§ **Goal of the exercise**
From the entries below, pull out each line where "xlabel" appears.

§ **Figure record extracts**
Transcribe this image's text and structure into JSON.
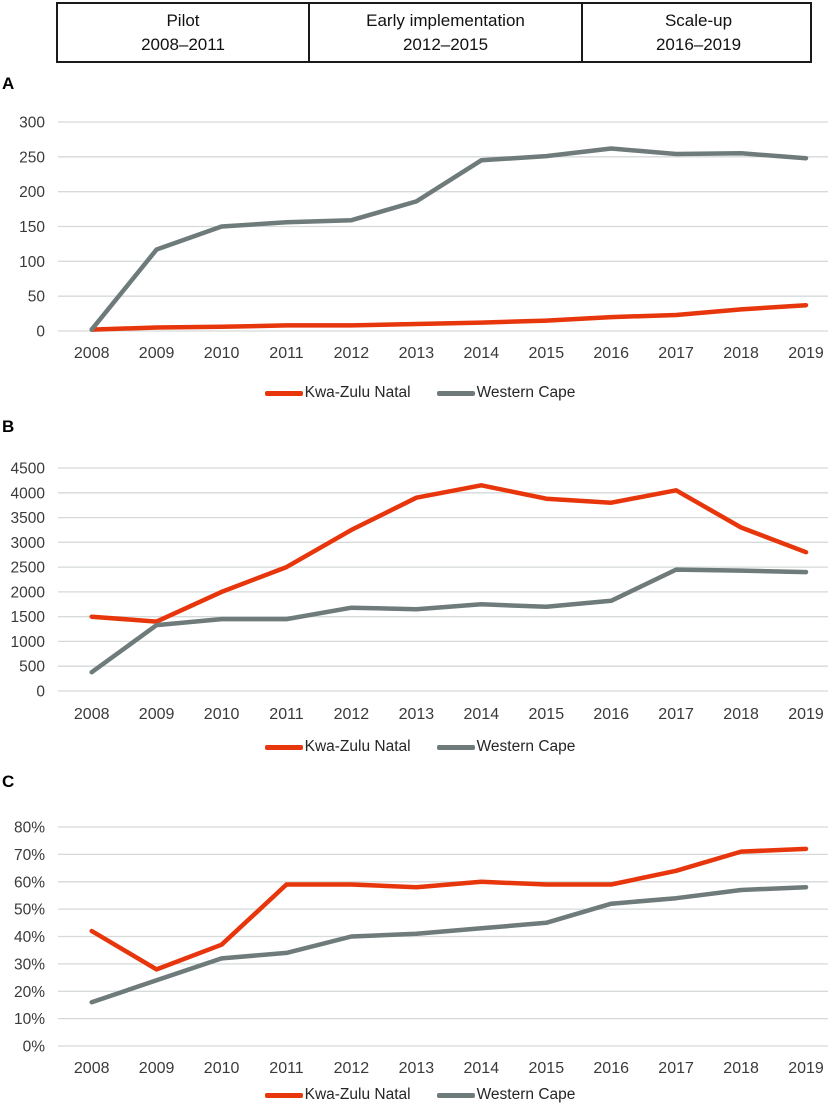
{
  "phase_table": {
    "columns": [
      {
        "phase": "Pilot",
        "years": "2008–2011"
      },
      {
        "phase": "Early implementation",
        "years": "2012–2015"
      },
      {
        "phase": "Scale-up",
        "years": "2016–2019"
      }
    ]
  },
  "panels": [
    {
      "label": "A"
    },
    {
      "label": "B"
    },
    {
      "label": "C"
    }
  ],
  "legend": {
    "series1": "Kwa-Zulu Natal",
    "series2": "Western Cape"
  },
  "colors": {
    "kzn_red": "#e8360c",
    "wc_gray": "#6e7b7a",
    "gridline": "#d6dada",
    "tick_text": "#3a3a3a"
  },
  "chart_data": [
    {
      "id": "A",
      "type": "line",
      "title": "",
      "x": [
        2008,
        2009,
        2010,
        2011,
        2012,
        2013,
        2014,
        2015,
        2016,
        2017,
        2018,
        2019
      ],
      "series": [
        {
          "name": "Kwa-Zulu Natal",
          "color": "#e8360c",
          "values": [
            2,
            5,
            6,
            8,
            8,
            10,
            12,
            15,
            20,
            23,
            31,
            37
          ]
        },
        {
          "name": "Western Cape",
          "color": "#6e7b7a",
          "values": [
            2,
            117,
            150,
            156,
            159,
            186,
            245,
            251,
            262,
            254,
            255,
            248
          ]
        }
      ],
      "ylim": [
        0,
        300
      ],
      "ystep": 50,
      "yformat": "number",
      "grid": true,
      "legend_position": "bottom"
    },
    {
      "id": "B",
      "type": "line",
      "title": "",
      "x": [
        2008,
        2009,
        2010,
        2011,
        2012,
        2013,
        2014,
        2015,
        2016,
        2017,
        2018,
        2019
      ],
      "series": [
        {
          "name": "Kwa-Zulu Natal",
          "color": "#e8360c",
          "values": [
            1500,
            1400,
            2000,
            2500,
            3250,
            3900,
            4150,
            3880,
            3800,
            4050,
            3300,
            2800
          ]
        },
        {
          "name": "Western Cape",
          "color": "#6e7b7a",
          "values": [
            380,
            1330,
            1450,
            1450,
            1680,
            1650,
            1750,
            1700,
            1820,
            2450,
            2430,
            2400
          ]
        }
      ],
      "ylim": [
        0,
        4500
      ],
      "ystep": 500,
      "yformat": "number",
      "grid": true,
      "legend_position": "bottom"
    },
    {
      "id": "C",
      "type": "line",
      "title": "",
      "x": [
        2008,
        2009,
        2010,
        2011,
        2012,
        2013,
        2014,
        2015,
        2016,
        2017,
        2018,
        2019
      ],
      "series": [
        {
          "name": "Kwa-Zulu Natal",
          "color": "#e8360c",
          "values": [
            42,
            28,
            37,
            59,
            59,
            58,
            60,
            59,
            59,
            64,
            71,
            72
          ]
        },
        {
          "name": "Western Cape",
          "color": "#6e7b7a",
          "values": [
            16,
            24,
            32,
            34,
            40,
            41,
            43,
            45,
            52,
            54,
            57,
            58
          ]
        }
      ],
      "ylim": [
        0,
        80
      ],
      "ystep": 10,
      "yformat": "percent",
      "grid": true,
      "legend_position": "bottom"
    }
  ]
}
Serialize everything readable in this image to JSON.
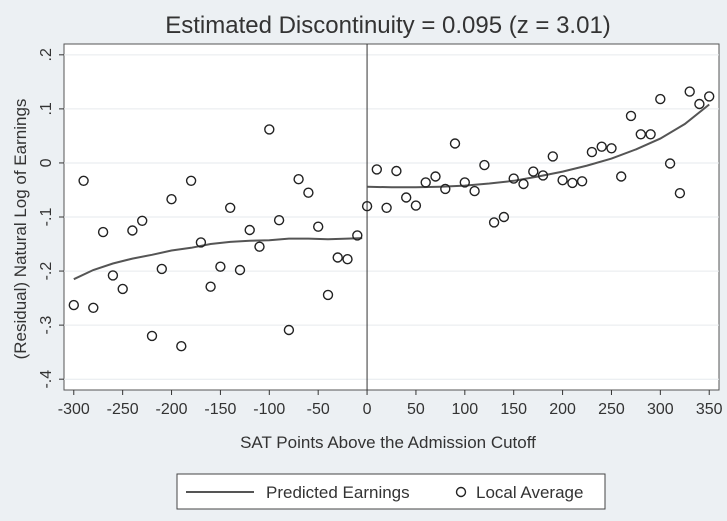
{
  "chart_data": {
    "type": "scatter",
    "title": "Estimated Discontinuity = 0.095 (z = 3.01)",
    "xlabel": "SAT Points Above the Admission Cutoff",
    "ylabel": "(Residual) Natural Log of Earnings",
    "xlim": [
      -310,
      360
    ],
    "ylim": [
      -0.42,
      0.22
    ],
    "xticks": [
      -300,
      -250,
      -200,
      -150,
      -100,
      -50,
      0,
      50,
      100,
      150,
      200,
      250,
      300,
      350
    ],
    "xtick_labels": [
      "-300",
      "-250",
      "-200",
      "-150",
      "-100",
      "-50",
      "0",
      "50",
      "100",
      "150",
      "200",
      "250",
      "300",
      "350"
    ],
    "yticks": [
      0.2,
      0.1,
      0,
      -0.1,
      -0.2,
      -0.3,
      -0.4
    ],
    "ytick_labels": [
      ".2",
      ".1",
      "0",
      "-.1",
      "-.2",
      "-.3",
      "-.4"
    ],
    "cutoff_x": 0,
    "grid": "horizontal",
    "legend_position": "bottom",
    "legend": [
      "Predicted Earnings",
      "Local Average"
    ],
    "series": [
      {
        "name": "Local Average",
        "kind": "points",
        "x": [
          -300,
          -290,
          -280,
          -270,
          -260,
          -250,
          -240,
          -230,
          -220,
          -210,
          -200,
          -190,
          -180,
          -170,
          -160,
          -150,
          -140,
          -130,
          -120,
          -110,
          -100,
          -90,
          -80,
          -70,
          -60,
          -50,
          -40,
          -30,
          -20,
          -10,
          0,
          10,
          20,
          30,
          40,
          50,
          60,
          70,
          80,
          90,
          100,
          110,
          120,
          130,
          140,
          150,
          160,
          170,
          180,
          190,
          200,
          210,
          220,
          230,
          240,
          250,
          260,
          270,
          280,
          290,
          300,
          310,
          320,
          330,
          340,
          350
        ],
        "y": [
          -0.263,
          -0.033,
          -0.268,
          -0.128,
          -0.208,
          -0.233,
          -0.125,
          -0.107,
          -0.32,
          -0.196,
          -0.067,
          -0.339,
          -0.033,
          -0.147,
          -0.229,
          -0.192,
          -0.083,
          -0.198,
          -0.124,
          -0.155,
          0.062,
          -0.106,
          -0.309,
          -0.03,
          -0.055,
          -0.118,
          -0.244,
          -0.175,
          -0.178,
          -0.134,
          -0.08,
          -0.012,
          -0.083,
          -0.015,
          -0.064,
          -0.079,
          -0.036,
          -0.025,
          -0.048,
          0.036,
          -0.036,
          -0.052,
          -0.004,
          -0.11,
          -0.1,
          -0.029,
          -0.039,
          -0.016,
          -0.023,
          0.012,
          -0.032,
          -0.037,
          -0.034,
          0.02,
          0.03,
          0.027,
          -0.025,
          0.087,
          0.053,
          0.053,
          0.118,
          -0.001,
          -0.056,
          0.132,
          0.109,
          0.123
        ]
      },
      {
        "name": "Predicted Earnings",
        "kind": "line",
        "segments": [
          {
            "x": [
              -300,
              -280,
              -260,
              -240,
              -220,
              -200,
              -180,
              -160,
              -140,
              -120,
              -100,
              -80,
              -60,
              -40,
              -20,
              -5
            ],
            "y": [
              -0.215,
              -0.198,
              -0.186,
              -0.177,
              -0.17,
              -0.162,
              -0.157,
              -0.15,
              -0.146,
              -0.144,
              -0.143,
              -0.14,
              -0.14,
              -0.141,
              -0.14,
              -0.139
            ]
          },
          {
            "x": [
              0,
              25,
              50,
              75,
              100,
              125,
              150,
              175,
              200,
              225,
              250,
              275,
              300,
              325,
              350
            ],
            "y": [
              -0.044,
              -0.045,
              -0.045,
              -0.044,
              -0.042,
              -0.038,
              -0.033,
              -0.025,
              -0.016,
              -0.005,
              0.008,
              0.025,
              0.045,
              0.072,
              0.108
            ]
          }
        ]
      }
    ]
  }
}
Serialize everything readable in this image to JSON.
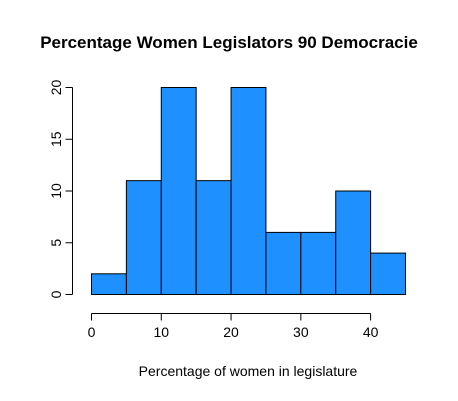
{
  "chart_data": {
    "type": "bar",
    "title": "Percentage Women Legislators 90 Democracie",
    "xlabel": "Percentage of women in legislature",
    "ylabel": "",
    "bins": [
      {
        "x0": 0,
        "x1": 5,
        "count": 2
      },
      {
        "x0": 5,
        "x1": 10,
        "count": 11
      },
      {
        "x0": 10,
        "x1": 15,
        "count": 20
      },
      {
        "x0": 15,
        "x1": 20,
        "count": 11
      },
      {
        "x0": 20,
        "x1": 25,
        "count": 20
      },
      {
        "x0": 25,
        "x1": 30,
        "count": 6
      },
      {
        "x0": 30,
        "x1": 35,
        "count": 6
      },
      {
        "x0": 35,
        "x1": 40,
        "count": 10
      },
      {
        "x0": 40,
        "x1": 45,
        "count": 4
      }
    ],
    "xlim": [
      0,
      45
    ],
    "ylim": [
      0,
      20
    ],
    "x_ticks": [
      0,
      10,
      20,
      30,
      40
    ],
    "y_ticks": [
      0,
      5,
      10,
      15,
      20
    ],
    "bar_color": "#1E90FF",
    "border_color": "#000000",
    "grid": false
  }
}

§ **Finished answer**
    "xlabel": "SAT Points Above the Admission Cutoff",
    "xlabel": "Percentage of women in legislature",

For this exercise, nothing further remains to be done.